::: ENTRIES SHOWN :::

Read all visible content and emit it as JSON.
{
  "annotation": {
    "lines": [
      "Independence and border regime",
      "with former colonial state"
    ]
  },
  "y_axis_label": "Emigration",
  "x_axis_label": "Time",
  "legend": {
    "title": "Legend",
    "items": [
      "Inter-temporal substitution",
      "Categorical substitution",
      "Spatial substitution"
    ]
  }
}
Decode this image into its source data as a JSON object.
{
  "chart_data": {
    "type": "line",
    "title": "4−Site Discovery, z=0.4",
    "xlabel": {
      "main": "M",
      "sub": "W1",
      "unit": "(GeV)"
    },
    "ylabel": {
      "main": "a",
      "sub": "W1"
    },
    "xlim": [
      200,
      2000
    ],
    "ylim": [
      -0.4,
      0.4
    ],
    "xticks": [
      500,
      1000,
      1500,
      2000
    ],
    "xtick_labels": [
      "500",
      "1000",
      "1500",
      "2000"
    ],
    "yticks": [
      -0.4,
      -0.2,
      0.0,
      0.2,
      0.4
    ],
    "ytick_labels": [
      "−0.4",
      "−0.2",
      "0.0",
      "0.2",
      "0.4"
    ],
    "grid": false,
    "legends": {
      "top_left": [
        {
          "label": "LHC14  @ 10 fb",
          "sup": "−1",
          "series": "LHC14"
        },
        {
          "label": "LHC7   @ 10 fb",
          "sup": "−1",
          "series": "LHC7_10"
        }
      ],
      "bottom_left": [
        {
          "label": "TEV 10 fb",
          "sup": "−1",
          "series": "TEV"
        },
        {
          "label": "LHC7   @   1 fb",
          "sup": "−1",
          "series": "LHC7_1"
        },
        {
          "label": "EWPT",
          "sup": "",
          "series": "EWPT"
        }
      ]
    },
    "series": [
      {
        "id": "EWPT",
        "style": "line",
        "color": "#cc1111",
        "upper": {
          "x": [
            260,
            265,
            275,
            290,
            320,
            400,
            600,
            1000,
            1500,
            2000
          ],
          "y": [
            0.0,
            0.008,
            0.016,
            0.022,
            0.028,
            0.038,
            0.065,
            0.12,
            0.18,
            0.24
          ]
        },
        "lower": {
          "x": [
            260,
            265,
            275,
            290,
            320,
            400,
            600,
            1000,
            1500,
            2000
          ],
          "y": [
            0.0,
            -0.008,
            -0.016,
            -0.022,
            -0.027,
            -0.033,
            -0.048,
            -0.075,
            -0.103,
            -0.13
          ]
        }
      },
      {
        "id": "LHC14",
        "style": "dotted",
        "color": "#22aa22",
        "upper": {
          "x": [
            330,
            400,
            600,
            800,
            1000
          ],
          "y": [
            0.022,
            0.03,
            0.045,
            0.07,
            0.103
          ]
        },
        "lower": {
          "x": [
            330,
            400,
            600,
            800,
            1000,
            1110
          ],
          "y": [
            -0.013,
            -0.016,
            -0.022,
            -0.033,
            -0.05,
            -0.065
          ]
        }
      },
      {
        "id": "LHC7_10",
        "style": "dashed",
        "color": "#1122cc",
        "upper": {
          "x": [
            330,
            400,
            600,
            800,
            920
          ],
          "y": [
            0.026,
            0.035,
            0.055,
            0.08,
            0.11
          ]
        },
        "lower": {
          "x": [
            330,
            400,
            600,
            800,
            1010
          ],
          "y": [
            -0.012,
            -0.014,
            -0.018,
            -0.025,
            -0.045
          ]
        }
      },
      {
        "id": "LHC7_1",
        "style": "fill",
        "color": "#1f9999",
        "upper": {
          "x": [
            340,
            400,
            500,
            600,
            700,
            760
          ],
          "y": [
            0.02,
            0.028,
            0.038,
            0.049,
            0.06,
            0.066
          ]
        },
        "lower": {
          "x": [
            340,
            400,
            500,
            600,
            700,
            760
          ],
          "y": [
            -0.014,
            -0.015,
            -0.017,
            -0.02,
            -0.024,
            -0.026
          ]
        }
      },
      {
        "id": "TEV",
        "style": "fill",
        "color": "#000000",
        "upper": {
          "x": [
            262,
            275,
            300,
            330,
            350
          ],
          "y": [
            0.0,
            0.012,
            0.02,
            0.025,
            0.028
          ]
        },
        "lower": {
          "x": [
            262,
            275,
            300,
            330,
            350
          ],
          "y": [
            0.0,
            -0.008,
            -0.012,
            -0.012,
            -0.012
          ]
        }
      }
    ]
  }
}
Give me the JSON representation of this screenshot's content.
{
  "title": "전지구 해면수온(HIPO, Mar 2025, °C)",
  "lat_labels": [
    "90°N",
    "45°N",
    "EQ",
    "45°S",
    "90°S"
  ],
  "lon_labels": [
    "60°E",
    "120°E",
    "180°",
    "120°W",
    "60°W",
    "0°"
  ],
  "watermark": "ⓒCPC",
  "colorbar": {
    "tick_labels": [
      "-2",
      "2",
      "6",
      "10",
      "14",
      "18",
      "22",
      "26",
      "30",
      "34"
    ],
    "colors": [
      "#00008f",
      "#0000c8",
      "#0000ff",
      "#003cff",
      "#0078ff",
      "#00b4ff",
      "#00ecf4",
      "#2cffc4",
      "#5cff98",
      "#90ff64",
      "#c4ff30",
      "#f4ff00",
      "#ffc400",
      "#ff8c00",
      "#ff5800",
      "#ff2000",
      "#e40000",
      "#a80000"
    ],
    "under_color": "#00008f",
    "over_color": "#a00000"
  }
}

:::

▶ _PROBLEM TO WORK ON_
Repeat the entries exactly, all of them.

▶ _COMPLETE ANSWER_
Read all visible content and emit it as JSON.
{
  "annotation": {
    "lines": [
      "Independence and border regime",
      "with former colonial state"
    ]
  },
  "y_axis_label": "Emigration",
  "x_axis_label": "Time",
  "legend": {
    "title": "Legend",
    "items": [
      "Inter-temporal substitution",
      "Categorical substitution",
      "Spatial substitution"
    ]
  }
}
Decode this image into its source data as a JSON object.
{
  "chart_data": {
    "type": "line",
    "title": "4−Site Discovery, z=0.4",
    "xlabel": {
      "main": "M",
      "sub": "W1",
      "unit": "(GeV)"
    },
    "ylabel": {
      "main": "a",
      "sub": "W1"
    },
    "xlim": [
      200,
      2000
    ],
    "ylim": [
      -0.4,
      0.4
    ],
    "xticks": [
      500,
      1000,
      1500,
      2000
    ],
    "xtick_labels": [
      "500",
      "1000",
      "1500",
      "2000"
    ],
    "yticks": [
      -0.4,
      -0.2,
      0.0,
      0.2,
      0.4
    ],
    "ytick_labels": [
      "−0.4",
      "−0.2",
      "0.0",
      "0.2",
      "0.4"
    ],
    "grid": false,
    "legends": {
      "top_left": [
        {
          "label": "LHC14  @ 10 fb",
          "sup": "−1",
          "series": "LHC14"
        },
        {
          "label": "LHC7   @ 10 fb",
          "sup": "−1",
          "series": "LHC7_10"
        }
      ],
      "bottom_left": [
        {
          "label": "TEV 10 fb",
          "sup": "−1",
          "series": "TEV"
        },
        {
          "label": "LHC7   @   1 fb",
          "sup": "−1",
          "series": "LHC7_1"
        },
        {
          "label": "EWPT",
          "sup": "",
          "series": "EWPT"
        }
      ]
    },
    "series": [
      {
        "id": "EWPT",
        "style": "line",
        "color": "#cc1111",
        "upper": {
          "x": [
            260,
            265,
            275,
            290,
            320,
            400,
            600,
            1000,
            1500,
            2000
          ],
          "y": [
            0.0,
            0.008,
            0.016,
            0.022,
            0.028,
            0.038,
            0.065,
            0.12,
            0.18,
            0.24
          ]
        },
        "lower": {
          "x": [
            260,
            265,
            275,
            290,
            320,
            400,
            600,
            1000,
            1500,
            2000
          ],
          "y": [
            0.0,
            -0.008,
            -0.016,
            -0.022,
            -0.027,
            -0.033,
            -0.048,
            -0.075,
            -0.103,
            -0.13
          ]
        }
      },
      {
        "id": "LHC14",
        "style": "dotted",
        "color": "#22aa22",
        "upper": {
          "x": [
            330,
            400,
            600,
            800,
            1000
          ],
          "y": [
            0.022,
            0.03,
            0.045,
            0.07,
            0.103
          ]
        },
        "lower": {
          "x": [
            330,
            400,
            600,
            800,
            1000,
            1110
          ],
          "y": [
            -0.013,
            -0.016,
            -0.022,
            -0.033,
            -0.05,
            -0.065
          ]
        }
      },
      {
        "id": "LHC7_10",
        "style": "dashed",
        "color": "#1122cc",
        "upper": {
          "x": [
            330,
            400,
            600,
            800,
            920
          ],
          "y": [
            0.026,
            0.035,
            0.055,
            0.08,
            0.11
          ]
        },
        "lower": {
          "x": [
            330,
            400,
            600,
            800,
            1010
          ],
          "y": [
            -0.012,
            -0.014,
            -0.018,
            -0.025,
            -0.045
          ]
        }
      },
      {
        "id": "LHC7_1",
        "style": "fill",
        "color": "#1f9999",
        "upper": {
          "x": [
            340,
            400,
            500,
            600,
            700,
            760
          ],
          "y": [
            0.02,
            0.028,
            0.038,
            0.049,
            0.06,
            0.066
          ]
        },
        "lower": {
          "x": [
            340,
            400,
            500,
            600,
            700,
            760
          ],
          "y": [
            -0.014,
            -0.015,
            -0.017,
            -0.02,
            -0.024,
            -0.026
          ]
        }
      },
      {
        "id": "TEV",
        "style": "fill",
        "color": "#000000",
        "upper": {
          "x": [
            262,
            275,
            300,
            330,
            350
          ],
          "y": [
            0.0,
            0.012,
            0.02,
            0.025,
            0.028
          ]
        },
        "lower": {
          "x": [
            262,
            275,
            300,
            330,
            350
          ],
          "y": [
            0.0,
            -0.008,
            -0.012,
            -0.012,
            -0.012
          ]
        }
      }
    ]
  }
}
Give me the JSON representation of this screenshot's content.
{
  "title": "전지구 해면수온(HIPO, Mar 2025, °C)",
  "lat_labels": [
    "90°N",
    "45°N",
    "EQ",
    "45°S",
    "90°S"
  ],
  "lon_labels": [
    "60°E",
    "120°E",
    "180°",
    "120°W",
    "60°W",
    "0°"
  ],
  "watermark": "ⓒCPC",
  "colorbar": {
    "tick_labels": [
      "-2",
      "2",
      "6",
      "10",
      "14",
      "18",
      "22",
      "26",
      "30",
      "34"
    ],
    "colors": [
      "#00008f",
      "#0000c8",
      "#0000ff",
      "#003cff",
      "#0078ff",
      "#00b4ff",
      "#00ecf4",
      "#2cffc4",
      "#5cff98",
      "#90ff64",
      "#c4ff30",
      "#f4ff00",
      "#ffc400",
      "#ff8c00",
      "#ff5800",
      "#ff2000",
      "#e40000",
      "#a80000"
    ],
    "under_color": "#00008f",
    "over_color": "#a00000"
  }
}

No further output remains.